* _Input rows_
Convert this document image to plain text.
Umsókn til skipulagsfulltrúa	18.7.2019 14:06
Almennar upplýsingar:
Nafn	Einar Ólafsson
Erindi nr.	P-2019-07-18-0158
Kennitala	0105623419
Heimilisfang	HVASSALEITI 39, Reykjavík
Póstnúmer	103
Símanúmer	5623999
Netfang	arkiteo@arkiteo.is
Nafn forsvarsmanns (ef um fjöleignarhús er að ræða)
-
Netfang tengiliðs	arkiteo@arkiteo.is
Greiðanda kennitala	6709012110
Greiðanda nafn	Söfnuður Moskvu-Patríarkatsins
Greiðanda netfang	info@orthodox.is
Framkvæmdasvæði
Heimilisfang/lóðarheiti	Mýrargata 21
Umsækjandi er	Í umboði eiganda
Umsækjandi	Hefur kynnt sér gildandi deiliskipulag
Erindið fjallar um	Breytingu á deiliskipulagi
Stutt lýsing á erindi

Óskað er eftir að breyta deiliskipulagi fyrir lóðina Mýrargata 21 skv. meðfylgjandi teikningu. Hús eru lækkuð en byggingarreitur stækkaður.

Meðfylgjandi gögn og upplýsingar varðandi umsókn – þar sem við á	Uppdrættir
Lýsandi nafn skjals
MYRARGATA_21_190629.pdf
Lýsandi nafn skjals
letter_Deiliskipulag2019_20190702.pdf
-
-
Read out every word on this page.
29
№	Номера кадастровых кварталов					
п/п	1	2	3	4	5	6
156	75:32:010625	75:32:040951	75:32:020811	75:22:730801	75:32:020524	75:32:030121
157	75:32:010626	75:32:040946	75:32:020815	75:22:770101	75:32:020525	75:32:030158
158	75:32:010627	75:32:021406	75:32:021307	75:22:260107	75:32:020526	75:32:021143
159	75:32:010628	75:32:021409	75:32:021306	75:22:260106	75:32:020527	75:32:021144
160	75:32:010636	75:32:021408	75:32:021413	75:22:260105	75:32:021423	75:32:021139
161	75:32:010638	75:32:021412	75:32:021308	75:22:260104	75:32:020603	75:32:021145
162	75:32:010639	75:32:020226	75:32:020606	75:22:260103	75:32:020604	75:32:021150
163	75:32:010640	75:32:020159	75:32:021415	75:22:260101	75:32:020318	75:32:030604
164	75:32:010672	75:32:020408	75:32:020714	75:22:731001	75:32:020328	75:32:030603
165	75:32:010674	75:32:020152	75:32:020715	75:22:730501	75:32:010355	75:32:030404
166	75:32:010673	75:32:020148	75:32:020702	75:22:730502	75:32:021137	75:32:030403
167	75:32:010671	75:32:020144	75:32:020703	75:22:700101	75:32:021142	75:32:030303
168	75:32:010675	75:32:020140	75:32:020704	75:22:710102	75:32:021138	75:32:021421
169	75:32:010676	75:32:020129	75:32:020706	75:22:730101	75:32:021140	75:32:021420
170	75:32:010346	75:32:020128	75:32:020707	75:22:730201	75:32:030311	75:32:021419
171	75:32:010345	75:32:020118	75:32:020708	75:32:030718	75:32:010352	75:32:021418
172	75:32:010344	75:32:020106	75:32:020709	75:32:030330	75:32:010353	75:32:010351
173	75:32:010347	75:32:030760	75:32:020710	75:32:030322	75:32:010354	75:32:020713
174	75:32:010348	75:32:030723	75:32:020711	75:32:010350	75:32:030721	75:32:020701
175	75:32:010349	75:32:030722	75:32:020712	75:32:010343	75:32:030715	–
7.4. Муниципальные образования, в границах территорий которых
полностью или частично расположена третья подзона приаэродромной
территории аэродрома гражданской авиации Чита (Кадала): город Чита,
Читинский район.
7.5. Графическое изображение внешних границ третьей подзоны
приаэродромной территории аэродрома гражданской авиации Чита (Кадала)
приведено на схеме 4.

* _What you need to do_
Provide all the records again, word for word.

* _Solution for this problem_
Convert this document image to plain text.
Umsókn til skipulagsfulltrúa	18.7.2019 14:06
Almennar upplýsingar:
Nafn	Einar Ólafsson
Erindi nr.	P-2019-07-18-0158
Kennitala	0105623419
Heimilisfang	HVASSALEITI 39, Reykjavík
Póstnúmer	103
Símanúmer	5623999
Netfang	arkiteo@arkiteo.is
Nafn forsvarsmanns (ef um fjöleignarhús er að ræða)
-
Netfang tengiliðs	arkiteo@arkiteo.is
Greiðanda kennitala	6709012110
Greiðanda nafn	Söfnuður Moskvu-Patríarkatsins
Greiðanda netfang	info@orthodox.is
Framkvæmdasvæði
Heimilisfang/lóðarheiti	Mýrargata 21
Umsækjandi er	Í umboði eiganda
Umsækjandi	Hefur kynnt sér gildandi deiliskipulag
Erindið fjallar um	Breytingu á deiliskipulagi
Stutt lýsing á erindi

Óskað er eftir að breyta deiliskipulagi fyrir lóðina Mýrargata 21 skv. meðfylgjandi teikningu. Hús eru lækkuð en byggingarreitur stækkaður.

Meðfylgjandi gögn og upplýsingar varðandi umsókn – þar sem við á	Uppdrættir
Lýsandi nafn skjals
MYRARGATA_21_190629.pdf
Lýsandi nafn skjals
letter_Deiliskipulag2019_20190702.pdf
-
-
Read out every word on this page.
29
№	Номера кадастровых кварталов					
п/п	1	2	3	4	5	6
156	75:32:010625	75:32:040951	75:32:020811	75:22:730801	75:32:020524	75:32:030121
157	75:32:010626	75:32:040946	75:32:020815	75:22:770101	75:32:020525	75:32:030158
158	75:32:010627	75:32:021406	75:32:021307	75:22:260107	75:32:020526	75:32:021143
159	75:32:010628	75:32:021409	75:32:021306	75:22:260106	75:32:020527	75:32:021144
160	75:32:010636	75:32:021408	75:32:021413	75:22:260105	75:32:021423	75:32:021139
161	75:32:010638	75:32:021412	75:32:021308	75:22:260104	75:32:020603	75:32:021145
162	75:32:010639	75:32:020226	75:32:020606	75:22:260103	75:32:020604	75:32:021150
163	75:32:010640	75:32:020159	75:32:021415	75:22:260101	75:32:020318	75:32:030604
164	75:32:010672	75:32:020408	75:32:020714	75:22:731001	75:32:020328	75:32:030603
165	75:32:010674	75:32:020152	75:32:020715	75:22:730501	75:32:010355	75:32:030404
166	75:32:010673	75:32:020148	75:32:020702	75:22:730502	75:32:021137	75:32:030403
167	75:32:010671	75:32:020144	75:32:020703	75:22:700101	75:32:021142	75:32:030303
168	75:32:010675	75:32:020140	75:32:020704	75:22:710102	75:32:021138	75:32:021421
169	75:32:010676	75:32:020129	75:32:020706	75:22:730101	75:32:021140	75:32:021420
170	75:32:010346	75:32:020128	75:32:020707	75:22:730201	75:32:030311	75:32:021419
171	75:32:010345	75:32:020118	75:32:020708	75:32:030718	75:32:010352	75:32:021418
172	75:32:010344	75:32:020106	75:32:020709	75:32:030330	75:32:010353	75:32:010351
173	75:32:010347	75:32:030760	75:32:020710	75:32:030322	75:32:010354	75:32:020713
174	75:32:010348	75:32:030723	75:32:020711	75:32:010350	75:32:030721	75:32:020701
175	75:32:010349	75:32:030722	75:32:020712	75:32:010343	75:32:030715	–
7.4. Муниципальные образования, в границах территорий которых
полностью или частично расположена третья подзона приаэродромной
территории аэродрома гражданской авиации Чита (Кадала): город Чита,
Читинский район.
7.5. Графическое изображение внешних границ третьей подзоны
приаэродромной территории аэродрома гражданской авиации Чита (Кадала)
приведено на схеме 4.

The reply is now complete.